Find every line containing the word "true" and report the count, nothing more.

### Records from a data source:
*****

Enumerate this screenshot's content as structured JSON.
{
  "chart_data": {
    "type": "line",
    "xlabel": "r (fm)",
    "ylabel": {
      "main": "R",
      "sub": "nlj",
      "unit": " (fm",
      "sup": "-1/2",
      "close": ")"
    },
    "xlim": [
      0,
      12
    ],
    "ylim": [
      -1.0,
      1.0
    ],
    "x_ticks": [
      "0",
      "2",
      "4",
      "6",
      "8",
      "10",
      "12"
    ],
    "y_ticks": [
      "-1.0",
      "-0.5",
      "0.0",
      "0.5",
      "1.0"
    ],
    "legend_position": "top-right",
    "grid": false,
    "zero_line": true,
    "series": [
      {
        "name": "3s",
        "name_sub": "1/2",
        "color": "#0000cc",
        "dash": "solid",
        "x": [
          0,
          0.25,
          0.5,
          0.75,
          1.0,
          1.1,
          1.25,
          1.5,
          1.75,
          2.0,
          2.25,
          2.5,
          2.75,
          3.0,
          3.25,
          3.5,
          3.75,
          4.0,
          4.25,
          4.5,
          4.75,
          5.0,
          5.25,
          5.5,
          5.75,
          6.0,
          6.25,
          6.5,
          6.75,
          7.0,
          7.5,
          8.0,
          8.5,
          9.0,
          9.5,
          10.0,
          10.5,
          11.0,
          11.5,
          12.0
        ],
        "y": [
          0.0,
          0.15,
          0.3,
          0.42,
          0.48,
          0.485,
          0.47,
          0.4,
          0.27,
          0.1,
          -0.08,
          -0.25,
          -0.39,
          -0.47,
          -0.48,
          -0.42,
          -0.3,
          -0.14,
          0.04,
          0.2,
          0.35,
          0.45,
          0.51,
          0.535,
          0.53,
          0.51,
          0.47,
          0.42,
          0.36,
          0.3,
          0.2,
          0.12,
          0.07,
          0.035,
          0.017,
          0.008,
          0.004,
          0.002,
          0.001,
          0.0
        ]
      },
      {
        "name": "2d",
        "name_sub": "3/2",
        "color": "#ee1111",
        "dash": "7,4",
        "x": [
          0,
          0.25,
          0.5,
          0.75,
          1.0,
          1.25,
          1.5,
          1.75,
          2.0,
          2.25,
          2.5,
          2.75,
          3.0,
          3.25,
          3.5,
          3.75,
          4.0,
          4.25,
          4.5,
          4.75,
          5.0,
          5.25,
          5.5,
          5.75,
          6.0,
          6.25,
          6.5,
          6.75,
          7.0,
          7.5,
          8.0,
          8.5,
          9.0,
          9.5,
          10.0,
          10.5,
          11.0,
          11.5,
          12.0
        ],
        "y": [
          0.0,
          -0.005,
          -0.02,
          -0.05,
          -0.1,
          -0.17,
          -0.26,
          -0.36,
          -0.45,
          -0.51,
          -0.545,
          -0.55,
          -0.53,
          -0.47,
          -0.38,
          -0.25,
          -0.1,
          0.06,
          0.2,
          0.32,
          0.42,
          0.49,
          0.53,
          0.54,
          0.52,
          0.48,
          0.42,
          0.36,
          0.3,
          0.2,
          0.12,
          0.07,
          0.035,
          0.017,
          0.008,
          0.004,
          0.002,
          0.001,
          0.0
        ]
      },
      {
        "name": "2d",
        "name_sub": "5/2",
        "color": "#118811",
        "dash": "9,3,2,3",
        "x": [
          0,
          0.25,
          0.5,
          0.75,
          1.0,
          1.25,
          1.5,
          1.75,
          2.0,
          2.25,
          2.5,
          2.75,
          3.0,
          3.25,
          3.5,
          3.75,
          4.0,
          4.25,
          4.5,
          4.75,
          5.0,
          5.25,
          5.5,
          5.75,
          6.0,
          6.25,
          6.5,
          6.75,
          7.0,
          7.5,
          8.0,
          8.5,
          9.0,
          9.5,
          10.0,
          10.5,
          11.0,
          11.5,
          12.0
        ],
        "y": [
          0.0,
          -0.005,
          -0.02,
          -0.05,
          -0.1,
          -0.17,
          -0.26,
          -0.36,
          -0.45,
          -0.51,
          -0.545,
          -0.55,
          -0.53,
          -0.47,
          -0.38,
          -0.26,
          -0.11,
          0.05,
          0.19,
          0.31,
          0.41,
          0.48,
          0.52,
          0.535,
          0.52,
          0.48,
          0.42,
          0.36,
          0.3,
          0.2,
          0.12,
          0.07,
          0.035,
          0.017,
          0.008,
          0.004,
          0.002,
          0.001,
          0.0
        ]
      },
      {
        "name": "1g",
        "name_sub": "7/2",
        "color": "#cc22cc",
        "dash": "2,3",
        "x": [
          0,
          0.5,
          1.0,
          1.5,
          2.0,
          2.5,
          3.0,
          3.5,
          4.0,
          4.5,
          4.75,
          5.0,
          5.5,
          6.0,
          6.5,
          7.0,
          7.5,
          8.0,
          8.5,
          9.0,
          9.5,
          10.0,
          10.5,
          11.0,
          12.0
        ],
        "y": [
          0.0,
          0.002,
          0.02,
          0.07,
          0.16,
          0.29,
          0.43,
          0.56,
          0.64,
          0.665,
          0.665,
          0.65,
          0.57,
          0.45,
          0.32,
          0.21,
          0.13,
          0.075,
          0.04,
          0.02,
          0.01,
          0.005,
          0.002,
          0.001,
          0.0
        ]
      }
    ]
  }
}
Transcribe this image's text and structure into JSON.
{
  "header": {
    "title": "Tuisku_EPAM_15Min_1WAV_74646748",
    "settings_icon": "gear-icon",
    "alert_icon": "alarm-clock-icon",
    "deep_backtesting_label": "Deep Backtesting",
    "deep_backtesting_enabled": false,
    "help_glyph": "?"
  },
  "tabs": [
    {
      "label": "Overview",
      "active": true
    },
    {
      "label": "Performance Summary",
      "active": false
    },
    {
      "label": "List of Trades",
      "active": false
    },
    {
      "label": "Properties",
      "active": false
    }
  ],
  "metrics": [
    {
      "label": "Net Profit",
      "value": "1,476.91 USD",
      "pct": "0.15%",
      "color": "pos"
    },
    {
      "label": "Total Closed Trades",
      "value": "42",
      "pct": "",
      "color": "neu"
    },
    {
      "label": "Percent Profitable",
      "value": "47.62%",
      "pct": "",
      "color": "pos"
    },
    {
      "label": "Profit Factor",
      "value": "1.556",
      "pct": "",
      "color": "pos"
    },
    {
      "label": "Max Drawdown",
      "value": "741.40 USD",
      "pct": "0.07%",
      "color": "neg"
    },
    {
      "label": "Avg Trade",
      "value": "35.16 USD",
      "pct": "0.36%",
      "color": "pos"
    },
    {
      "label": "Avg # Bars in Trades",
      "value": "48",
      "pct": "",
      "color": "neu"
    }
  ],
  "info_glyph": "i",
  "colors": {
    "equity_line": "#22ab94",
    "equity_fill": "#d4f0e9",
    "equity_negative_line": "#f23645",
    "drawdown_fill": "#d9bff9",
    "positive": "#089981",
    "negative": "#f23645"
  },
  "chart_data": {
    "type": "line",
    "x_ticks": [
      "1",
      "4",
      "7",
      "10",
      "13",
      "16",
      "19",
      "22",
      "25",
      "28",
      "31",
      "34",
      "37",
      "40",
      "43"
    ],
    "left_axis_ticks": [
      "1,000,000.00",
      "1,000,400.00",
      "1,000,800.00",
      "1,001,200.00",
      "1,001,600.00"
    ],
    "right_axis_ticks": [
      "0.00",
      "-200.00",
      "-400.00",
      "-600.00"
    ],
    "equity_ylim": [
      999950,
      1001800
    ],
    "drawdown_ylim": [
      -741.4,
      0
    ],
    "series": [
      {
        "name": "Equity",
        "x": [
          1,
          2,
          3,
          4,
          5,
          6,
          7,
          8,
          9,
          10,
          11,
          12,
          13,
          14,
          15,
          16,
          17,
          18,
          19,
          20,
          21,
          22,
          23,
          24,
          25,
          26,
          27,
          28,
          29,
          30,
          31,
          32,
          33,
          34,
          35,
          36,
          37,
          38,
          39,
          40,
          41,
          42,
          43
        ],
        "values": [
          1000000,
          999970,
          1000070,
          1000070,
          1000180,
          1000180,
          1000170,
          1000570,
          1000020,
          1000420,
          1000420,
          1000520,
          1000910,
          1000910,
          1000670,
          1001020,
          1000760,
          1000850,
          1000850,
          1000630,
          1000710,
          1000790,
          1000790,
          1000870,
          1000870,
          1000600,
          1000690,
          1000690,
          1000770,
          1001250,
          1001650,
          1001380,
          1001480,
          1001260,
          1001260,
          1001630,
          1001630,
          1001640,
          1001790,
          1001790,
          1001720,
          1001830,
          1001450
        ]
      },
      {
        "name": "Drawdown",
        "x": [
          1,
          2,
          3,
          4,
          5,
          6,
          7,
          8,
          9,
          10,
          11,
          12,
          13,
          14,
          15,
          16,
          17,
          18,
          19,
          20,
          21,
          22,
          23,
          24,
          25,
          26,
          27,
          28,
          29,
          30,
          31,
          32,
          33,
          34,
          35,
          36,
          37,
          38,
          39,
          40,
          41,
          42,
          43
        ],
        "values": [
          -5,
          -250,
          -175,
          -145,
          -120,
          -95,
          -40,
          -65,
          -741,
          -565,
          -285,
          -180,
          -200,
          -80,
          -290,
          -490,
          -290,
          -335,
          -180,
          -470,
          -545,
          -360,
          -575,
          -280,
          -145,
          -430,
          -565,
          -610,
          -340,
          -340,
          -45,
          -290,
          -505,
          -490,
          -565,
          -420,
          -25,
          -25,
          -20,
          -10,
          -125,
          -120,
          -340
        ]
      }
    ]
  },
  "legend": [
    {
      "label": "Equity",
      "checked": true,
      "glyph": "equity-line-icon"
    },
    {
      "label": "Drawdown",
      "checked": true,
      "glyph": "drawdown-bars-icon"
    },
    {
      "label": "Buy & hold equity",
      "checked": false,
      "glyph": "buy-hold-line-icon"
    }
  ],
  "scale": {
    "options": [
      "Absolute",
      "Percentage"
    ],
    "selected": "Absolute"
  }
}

*****

### PROBLEM SOLUTION:
4